• [PROBLEM STATEMENT] Copy each line that contains the string "IKRA".

• [EXERCISE DATA]
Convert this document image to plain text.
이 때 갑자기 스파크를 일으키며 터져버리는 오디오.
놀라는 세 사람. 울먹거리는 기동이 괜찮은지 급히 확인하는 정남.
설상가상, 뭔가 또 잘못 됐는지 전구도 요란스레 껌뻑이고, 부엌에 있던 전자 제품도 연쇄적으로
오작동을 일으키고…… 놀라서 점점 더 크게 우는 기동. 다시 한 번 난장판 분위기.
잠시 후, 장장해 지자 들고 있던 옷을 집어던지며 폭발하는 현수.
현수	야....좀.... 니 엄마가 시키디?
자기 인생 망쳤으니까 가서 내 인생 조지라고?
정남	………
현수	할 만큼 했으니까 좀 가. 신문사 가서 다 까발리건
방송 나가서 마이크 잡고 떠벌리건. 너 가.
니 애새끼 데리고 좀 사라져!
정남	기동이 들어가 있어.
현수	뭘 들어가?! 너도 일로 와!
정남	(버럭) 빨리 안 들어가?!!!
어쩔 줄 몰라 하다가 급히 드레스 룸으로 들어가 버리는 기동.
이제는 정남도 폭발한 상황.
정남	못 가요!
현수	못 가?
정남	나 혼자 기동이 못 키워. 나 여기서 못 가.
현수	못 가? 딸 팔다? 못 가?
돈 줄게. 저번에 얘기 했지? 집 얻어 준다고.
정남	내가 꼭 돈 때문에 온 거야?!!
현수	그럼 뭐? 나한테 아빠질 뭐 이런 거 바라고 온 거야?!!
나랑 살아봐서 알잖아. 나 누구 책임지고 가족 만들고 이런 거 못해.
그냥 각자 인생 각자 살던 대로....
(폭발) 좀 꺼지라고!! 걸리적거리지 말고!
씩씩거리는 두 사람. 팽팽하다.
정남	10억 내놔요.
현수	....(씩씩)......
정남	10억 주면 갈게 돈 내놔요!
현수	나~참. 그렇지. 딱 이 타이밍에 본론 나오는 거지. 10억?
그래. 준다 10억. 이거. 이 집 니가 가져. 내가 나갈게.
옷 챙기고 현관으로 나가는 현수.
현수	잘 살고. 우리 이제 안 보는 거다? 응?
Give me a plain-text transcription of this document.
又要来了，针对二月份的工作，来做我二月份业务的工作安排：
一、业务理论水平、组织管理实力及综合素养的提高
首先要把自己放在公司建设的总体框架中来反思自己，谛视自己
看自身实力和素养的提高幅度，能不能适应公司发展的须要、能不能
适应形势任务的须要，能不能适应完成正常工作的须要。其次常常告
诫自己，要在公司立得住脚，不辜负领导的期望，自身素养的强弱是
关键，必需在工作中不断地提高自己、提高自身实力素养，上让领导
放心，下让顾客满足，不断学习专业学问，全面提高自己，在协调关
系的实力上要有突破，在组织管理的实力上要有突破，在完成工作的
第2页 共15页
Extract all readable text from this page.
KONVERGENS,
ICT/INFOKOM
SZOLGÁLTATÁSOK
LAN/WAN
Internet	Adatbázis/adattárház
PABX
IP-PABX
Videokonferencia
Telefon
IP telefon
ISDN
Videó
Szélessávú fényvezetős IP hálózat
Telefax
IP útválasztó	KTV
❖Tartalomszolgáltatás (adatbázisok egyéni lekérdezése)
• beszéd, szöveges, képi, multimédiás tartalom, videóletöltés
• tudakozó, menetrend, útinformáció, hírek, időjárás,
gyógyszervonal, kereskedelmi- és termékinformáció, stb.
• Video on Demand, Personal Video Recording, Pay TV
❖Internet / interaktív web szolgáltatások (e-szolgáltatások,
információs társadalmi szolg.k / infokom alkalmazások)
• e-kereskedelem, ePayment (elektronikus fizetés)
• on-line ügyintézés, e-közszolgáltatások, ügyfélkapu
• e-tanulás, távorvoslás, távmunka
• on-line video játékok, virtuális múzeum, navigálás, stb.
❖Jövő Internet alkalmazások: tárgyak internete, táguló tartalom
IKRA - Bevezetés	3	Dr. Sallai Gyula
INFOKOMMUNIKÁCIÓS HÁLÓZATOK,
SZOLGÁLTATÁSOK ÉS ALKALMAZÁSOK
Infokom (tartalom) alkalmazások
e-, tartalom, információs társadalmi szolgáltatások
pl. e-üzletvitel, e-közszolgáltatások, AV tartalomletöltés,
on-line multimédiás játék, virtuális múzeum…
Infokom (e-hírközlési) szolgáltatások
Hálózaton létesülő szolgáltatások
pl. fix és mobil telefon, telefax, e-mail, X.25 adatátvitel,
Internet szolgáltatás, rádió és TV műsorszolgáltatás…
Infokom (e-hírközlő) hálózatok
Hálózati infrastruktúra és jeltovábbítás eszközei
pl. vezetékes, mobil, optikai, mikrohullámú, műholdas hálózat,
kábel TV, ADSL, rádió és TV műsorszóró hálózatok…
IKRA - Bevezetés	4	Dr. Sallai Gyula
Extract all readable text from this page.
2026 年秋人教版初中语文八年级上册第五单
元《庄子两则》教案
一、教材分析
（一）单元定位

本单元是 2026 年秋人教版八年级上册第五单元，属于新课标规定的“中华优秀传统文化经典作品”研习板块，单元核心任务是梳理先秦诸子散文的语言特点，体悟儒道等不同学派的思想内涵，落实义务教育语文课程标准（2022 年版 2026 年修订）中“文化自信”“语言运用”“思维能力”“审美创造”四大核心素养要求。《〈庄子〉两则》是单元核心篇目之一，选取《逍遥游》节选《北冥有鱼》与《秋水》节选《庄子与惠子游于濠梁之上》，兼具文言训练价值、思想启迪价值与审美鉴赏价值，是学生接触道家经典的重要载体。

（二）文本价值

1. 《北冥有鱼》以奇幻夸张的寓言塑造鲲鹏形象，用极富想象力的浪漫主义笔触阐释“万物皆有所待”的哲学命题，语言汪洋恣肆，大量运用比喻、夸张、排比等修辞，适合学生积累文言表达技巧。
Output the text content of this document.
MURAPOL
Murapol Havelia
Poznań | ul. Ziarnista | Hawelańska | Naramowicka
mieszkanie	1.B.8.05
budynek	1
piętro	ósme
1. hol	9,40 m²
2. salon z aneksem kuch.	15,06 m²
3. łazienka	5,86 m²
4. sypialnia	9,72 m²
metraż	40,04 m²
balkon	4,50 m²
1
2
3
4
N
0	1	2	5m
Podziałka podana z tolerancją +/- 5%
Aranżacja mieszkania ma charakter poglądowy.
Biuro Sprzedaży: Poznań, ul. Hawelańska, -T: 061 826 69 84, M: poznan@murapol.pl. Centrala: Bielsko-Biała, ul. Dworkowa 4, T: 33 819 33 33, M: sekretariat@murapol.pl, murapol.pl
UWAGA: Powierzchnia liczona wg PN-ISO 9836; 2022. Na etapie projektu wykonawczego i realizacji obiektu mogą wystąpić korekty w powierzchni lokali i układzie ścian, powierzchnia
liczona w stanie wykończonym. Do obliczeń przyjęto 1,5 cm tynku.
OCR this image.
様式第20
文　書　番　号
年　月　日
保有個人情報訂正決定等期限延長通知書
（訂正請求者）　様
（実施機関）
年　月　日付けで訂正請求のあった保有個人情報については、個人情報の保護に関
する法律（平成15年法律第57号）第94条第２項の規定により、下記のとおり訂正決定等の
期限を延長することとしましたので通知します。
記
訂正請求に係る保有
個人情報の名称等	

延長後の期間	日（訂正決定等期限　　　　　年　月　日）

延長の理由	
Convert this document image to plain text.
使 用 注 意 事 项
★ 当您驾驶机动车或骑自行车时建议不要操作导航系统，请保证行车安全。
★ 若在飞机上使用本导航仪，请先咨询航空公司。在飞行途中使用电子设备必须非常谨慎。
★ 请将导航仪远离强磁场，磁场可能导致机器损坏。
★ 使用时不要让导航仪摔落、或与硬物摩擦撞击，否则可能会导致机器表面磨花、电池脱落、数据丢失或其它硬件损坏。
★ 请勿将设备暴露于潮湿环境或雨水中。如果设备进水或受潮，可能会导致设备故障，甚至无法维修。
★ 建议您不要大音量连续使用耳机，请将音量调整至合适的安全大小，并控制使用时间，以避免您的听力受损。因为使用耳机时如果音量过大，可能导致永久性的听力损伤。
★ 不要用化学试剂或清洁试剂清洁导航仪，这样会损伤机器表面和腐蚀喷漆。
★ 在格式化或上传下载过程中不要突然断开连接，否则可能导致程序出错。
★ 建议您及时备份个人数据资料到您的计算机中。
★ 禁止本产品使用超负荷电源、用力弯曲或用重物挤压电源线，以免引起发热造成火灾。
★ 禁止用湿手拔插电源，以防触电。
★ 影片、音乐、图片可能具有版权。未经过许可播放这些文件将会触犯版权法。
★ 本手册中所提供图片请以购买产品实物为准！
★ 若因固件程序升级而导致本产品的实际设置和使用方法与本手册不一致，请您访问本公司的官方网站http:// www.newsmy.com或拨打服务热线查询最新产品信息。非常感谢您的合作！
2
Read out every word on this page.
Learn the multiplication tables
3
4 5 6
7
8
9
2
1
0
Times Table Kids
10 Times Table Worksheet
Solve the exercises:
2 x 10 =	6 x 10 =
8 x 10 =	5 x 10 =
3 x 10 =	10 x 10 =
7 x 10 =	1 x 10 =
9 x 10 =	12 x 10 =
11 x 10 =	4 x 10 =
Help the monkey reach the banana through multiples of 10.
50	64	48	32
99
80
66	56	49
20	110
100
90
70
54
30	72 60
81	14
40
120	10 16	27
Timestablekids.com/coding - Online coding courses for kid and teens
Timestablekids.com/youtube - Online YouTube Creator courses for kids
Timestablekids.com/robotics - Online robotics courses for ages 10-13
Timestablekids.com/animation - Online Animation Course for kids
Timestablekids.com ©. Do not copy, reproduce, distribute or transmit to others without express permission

• [ANSWER TO THIS TASK]
IKRA - Bevezetés	3	Dr. Sallai Gyula
IKRA - Bevezetés	4	Dr. Sallai Gyula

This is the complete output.